• [Problem statement] Scan the data below and pick out the lines containing the word "forest".

• [Information shown]
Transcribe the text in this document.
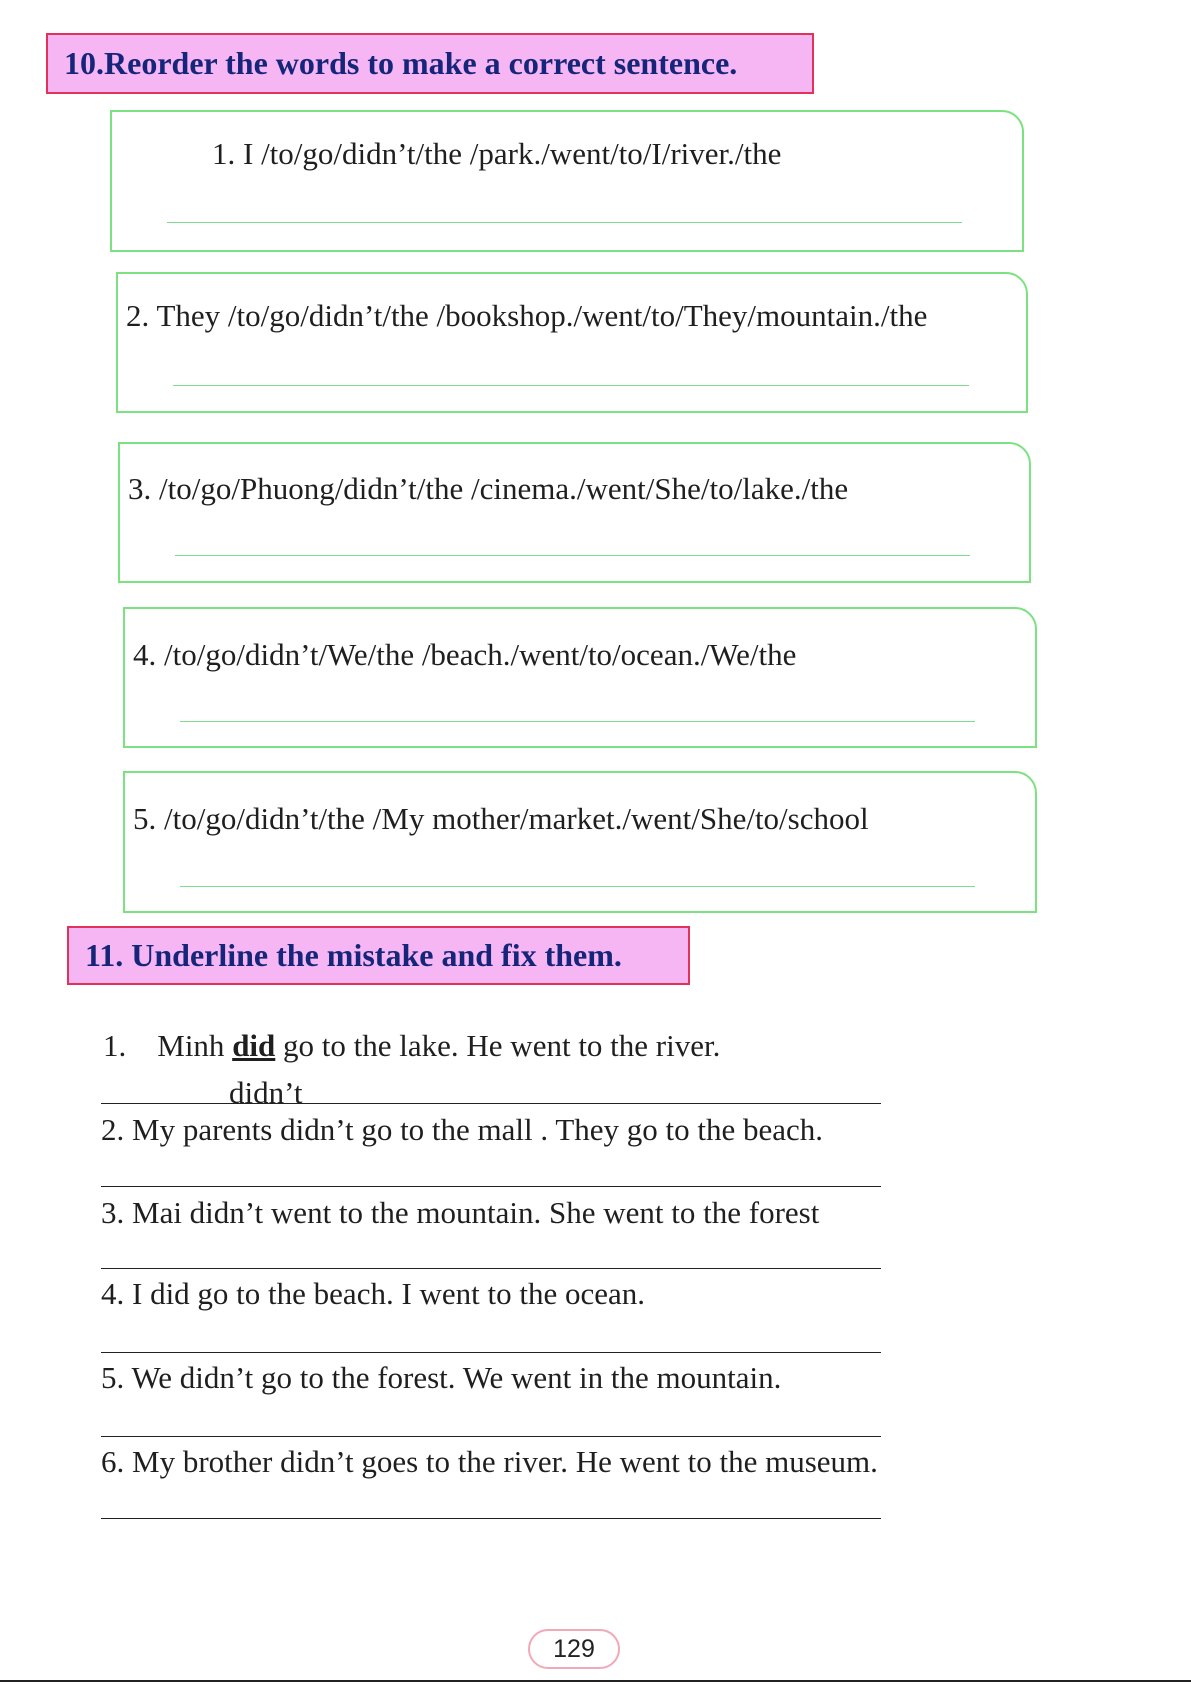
10.Reorder the words to make a correct sentence.
1. I /to/go/didn’t/the /park./went/to/I/river./the
2. They /to/go/didn’t/the /bookshop./went/to/They/mountain./the
3. /to/go/Phuong/didn’t/the /cinema./went/She/to/lake./the
4. /to/go/didn’t/We/the /beach./went/to/ocean./We/the
5. /to/go/didn’t/the /My mother/market./went/She/to/school
11. Underline the mistake and fix them.
1. Minh did go to the lake. He went to the river.
didn’t
2. My parents didn’t go to the mall . They go to the beach.
3. Mai didn’t went to the mountain. She went to the forest
4. I did go to the beach. I went to the ocean.
5. We didn’t go to the forest. We went in the mountain.
6. My brother didn’t goes to the river. He went to the museum.
129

• [Result of this task]
3. Mai didn’t went to the mountain. She went to the forest
5. We didn’t go to the forest. We went in the mountain.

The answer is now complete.